Reproduce every line of the entries below word for word, keeping them in the same order.

[Source entries]
======

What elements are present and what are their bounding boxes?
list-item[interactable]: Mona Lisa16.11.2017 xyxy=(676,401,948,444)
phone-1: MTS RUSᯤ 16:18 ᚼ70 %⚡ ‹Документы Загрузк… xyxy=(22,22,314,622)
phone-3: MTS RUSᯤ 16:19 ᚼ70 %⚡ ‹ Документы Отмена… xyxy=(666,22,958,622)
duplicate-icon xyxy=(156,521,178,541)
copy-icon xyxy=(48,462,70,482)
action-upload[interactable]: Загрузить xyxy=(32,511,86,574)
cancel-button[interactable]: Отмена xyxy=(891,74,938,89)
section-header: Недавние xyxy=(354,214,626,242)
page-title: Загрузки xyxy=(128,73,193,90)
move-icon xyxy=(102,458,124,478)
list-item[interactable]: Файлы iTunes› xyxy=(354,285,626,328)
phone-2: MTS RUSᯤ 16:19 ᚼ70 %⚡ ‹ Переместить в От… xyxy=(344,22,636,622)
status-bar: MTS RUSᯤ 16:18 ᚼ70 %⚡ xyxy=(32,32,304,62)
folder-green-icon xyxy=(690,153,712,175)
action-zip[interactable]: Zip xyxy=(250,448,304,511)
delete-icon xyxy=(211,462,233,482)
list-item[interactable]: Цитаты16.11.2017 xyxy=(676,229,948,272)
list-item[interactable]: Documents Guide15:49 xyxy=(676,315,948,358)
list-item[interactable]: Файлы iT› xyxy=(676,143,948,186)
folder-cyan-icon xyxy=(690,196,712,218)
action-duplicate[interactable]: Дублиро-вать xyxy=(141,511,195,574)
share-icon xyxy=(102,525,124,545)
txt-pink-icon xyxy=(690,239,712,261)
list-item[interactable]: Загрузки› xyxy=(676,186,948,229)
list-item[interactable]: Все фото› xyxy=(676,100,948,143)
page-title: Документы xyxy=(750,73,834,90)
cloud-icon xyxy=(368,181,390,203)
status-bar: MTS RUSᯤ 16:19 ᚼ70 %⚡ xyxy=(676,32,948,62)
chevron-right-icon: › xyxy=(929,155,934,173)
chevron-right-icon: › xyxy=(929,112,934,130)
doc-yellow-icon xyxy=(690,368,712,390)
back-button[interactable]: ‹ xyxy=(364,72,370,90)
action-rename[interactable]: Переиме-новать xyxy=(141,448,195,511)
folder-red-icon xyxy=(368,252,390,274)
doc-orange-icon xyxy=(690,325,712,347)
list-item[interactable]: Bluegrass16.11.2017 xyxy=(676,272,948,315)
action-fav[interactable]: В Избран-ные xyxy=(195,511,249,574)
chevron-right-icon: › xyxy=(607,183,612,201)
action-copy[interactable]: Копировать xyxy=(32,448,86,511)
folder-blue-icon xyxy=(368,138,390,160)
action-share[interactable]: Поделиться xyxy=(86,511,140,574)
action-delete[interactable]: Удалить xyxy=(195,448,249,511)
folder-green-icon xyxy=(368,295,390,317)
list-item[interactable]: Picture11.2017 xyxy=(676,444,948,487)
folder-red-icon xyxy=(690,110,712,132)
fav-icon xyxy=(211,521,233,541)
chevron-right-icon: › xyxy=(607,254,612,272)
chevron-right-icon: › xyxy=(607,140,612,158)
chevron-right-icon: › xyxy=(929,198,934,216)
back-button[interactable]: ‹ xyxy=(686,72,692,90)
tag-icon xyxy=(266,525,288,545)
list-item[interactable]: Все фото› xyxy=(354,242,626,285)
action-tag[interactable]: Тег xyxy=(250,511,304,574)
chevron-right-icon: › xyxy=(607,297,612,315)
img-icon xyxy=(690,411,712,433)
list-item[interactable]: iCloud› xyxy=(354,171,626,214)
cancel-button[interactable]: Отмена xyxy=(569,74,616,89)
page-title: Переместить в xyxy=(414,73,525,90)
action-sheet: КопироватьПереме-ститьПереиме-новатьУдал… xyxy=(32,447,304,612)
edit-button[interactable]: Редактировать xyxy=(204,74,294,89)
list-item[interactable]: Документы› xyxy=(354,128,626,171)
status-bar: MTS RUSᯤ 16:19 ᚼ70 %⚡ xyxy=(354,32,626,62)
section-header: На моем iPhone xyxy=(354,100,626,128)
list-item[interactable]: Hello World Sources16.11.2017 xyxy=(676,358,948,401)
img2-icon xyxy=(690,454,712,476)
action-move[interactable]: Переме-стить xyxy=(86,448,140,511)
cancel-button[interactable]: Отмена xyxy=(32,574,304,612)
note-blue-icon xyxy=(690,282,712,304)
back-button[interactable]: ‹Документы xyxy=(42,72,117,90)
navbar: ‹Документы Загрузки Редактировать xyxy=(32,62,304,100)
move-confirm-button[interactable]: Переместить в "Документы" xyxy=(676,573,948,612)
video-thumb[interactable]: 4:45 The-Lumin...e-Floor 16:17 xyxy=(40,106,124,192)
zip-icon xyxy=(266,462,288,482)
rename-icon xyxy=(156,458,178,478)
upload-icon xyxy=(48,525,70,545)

======

§ REPLY
What elements are present and what are their bounding boxes?
list-item[interactable]: Mona Lisa16.11.2017 xyxy=(676,401,948,444)
phone-1: MTS RUSᯤ 16:18 ᚼ70 %⚡ ‹Документы Загрузк… xyxy=(22,22,314,622)
phone-3: MTS RUSᯤ 16:19 ᚼ70 %⚡ ‹ Документы Отмена… xyxy=(666,22,958,622)
duplicate-icon xyxy=(156,521,178,541)
copy-icon xyxy=(48,462,70,482)
action-upload[interactable]: Загрузить xyxy=(32,511,86,574)
cancel-button[interactable]: Отмена xyxy=(891,74,938,89)
section-header: Недавние xyxy=(354,214,626,242)
page-title: Загрузки xyxy=(128,73,193,90)
move-icon xyxy=(102,458,124,478)
list-item[interactable]: Файлы iTunes› xyxy=(354,285,626,328)
phone-2: MTS RUSᯤ 16:19 ᚼ70 %⚡ ‹ Переместить в От… xyxy=(344,22,636,622)
status-bar: MTS RUSᯤ 16:18 ᚼ70 %⚡ xyxy=(32,32,304,62)
folder-green-icon xyxy=(690,153,712,175)
action-zip[interactable]: Zip xyxy=(250,448,304,511)
delete-icon xyxy=(211,462,233,482)
list-item[interactable]: Цитаты16.11.2017 xyxy=(676,229,948,272)
list-item[interactable]: Documents Guide15:49 xyxy=(676,315,948,358)
list-item[interactable]: Файлы iT› xyxy=(676,143,948,186)
folder-cyan-icon xyxy=(690,196,712,218)
action-duplicate[interactable]: Дублиро-вать xyxy=(141,511,195,574)
share-icon xyxy=(102,525,124,545)
txt-pink-icon xyxy=(690,239,712,261)
list-item[interactable]: Загрузки› xyxy=(676,186,948,229)
list-item[interactable]: Все фото› xyxy=(676,100,948,143)
page-title: Документы xyxy=(750,73,834,90)
cloud-icon xyxy=(368,181,390,203)
status-bar: MTS RUSᯤ 16:19 ᚼ70 %⚡ xyxy=(676,32,948,62)
chevron-right-icon: › xyxy=(929,155,934,173)
chevron-right-icon: › xyxy=(929,112,934,130)
doc-yellow-icon xyxy=(690,368,712,390)
back-button[interactable]: ‹ xyxy=(364,72,370,90)
action-rename[interactable]: Переиме-новать xyxy=(141,448,195,511)
folder-red-icon xyxy=(368,252,390,274)
doc-orange-icon xyxy=(690,325,712,347)
list-item[interactable]: Bluegrass16.11.2017 xyxy=(676,272,948,315)
action-fav[interactable]: В Избран-ные xyxy=(195,511,249,574)
chevron-right-icon: › xyxy=(607,183,612,201)
action-copy[interactable]: Копировать xyxy=(32,448,86,511)
folder-blue-icon xyxy=(368,138,390,160)
action-share[interactable]: Поделиться xyxy=(86,511,140,574)
action-delete[interactable]: Удалить xyxy=(195,448,249,511)
folder-green-icon xyxy=(368,295,390,317)
list-item[interactable]: Picture11.2017 xyxy=(676,444,948,487)
folder-red-icon xyxy=(690,110,712,132)
fav-icon xyxy=(211,521,233,541)
chevron-right-icon: › xyxy=(607,254,612,272)
chevron-right-icon: › xyxy=(607,140,612,158)
chevron-right-icon: › xyxy=(929,198,934,216)
back-button[interactable]: ‹ xyxy=(686,72,692,90)
tag-icon xyxy=(266,525,288,545)
list-item[interactable]: Все фото› xyxy=(354,242,626,285)
action-tag[interactable]: Тег xyxy=(250,511,304,574)
chevron-right-icon: › xyxy=(607,297,612,315)
img-icon xyxy=(690,411,712,433)
list-item[interactable]: iCloud› xyxy=(354,171,626,214)
cancel-button[interactable]: Отмена xyxy=(569,74,616,89)
page-title: Переместить в xyxy=(414,73,525,90)
action-sheet: КопироватьПереме-ститьПереиме-новатьУдал… xyxy=(32,447,304,612)
edit-button[interactable]: Редактировать xyxy=(204,74,294,89)
list-item[interactable]: Документы› xyxy=(354,128,626,171)
status-bar: MTS RUSᯤ 16:19 ᚼ70 %⚡ xyxy=(354,32,626,62)
section-header: На моем iPhone xyxy=(354,100,626,128)
list-item[interactable]: Hello World Sources16.11.2017 xyxy=(676,358,948,401)
img2-icon xyxy=(690,454,712,476)
action-move[interactable]: Переме-стить xyxy=(86,448,140,511)
cancel-button[interactable]: Отмена xyxy=(32,574,304,612)
note-blue-icon xyxy=(690,282,712,304)
back-button[interactable]: ‹Документы xyxy=(42,72,117,90)
navbar: ‹Документы Загрузки Редактировать xyxy=(32,62,304,100)
move-confirm-button[interactable]: Переместить в "Документы" xyxy=(676,573,948,612)
video-thumb[interactable]: 4:45 The-Lumin...e-Floor 16:17 xyxy=(40,106,124,192)
zip-icon xyxy=(266,462,288,482)
rename-icon xyxy=(156,458,178,478)
upload-icon xyxy=(48,525,70,545)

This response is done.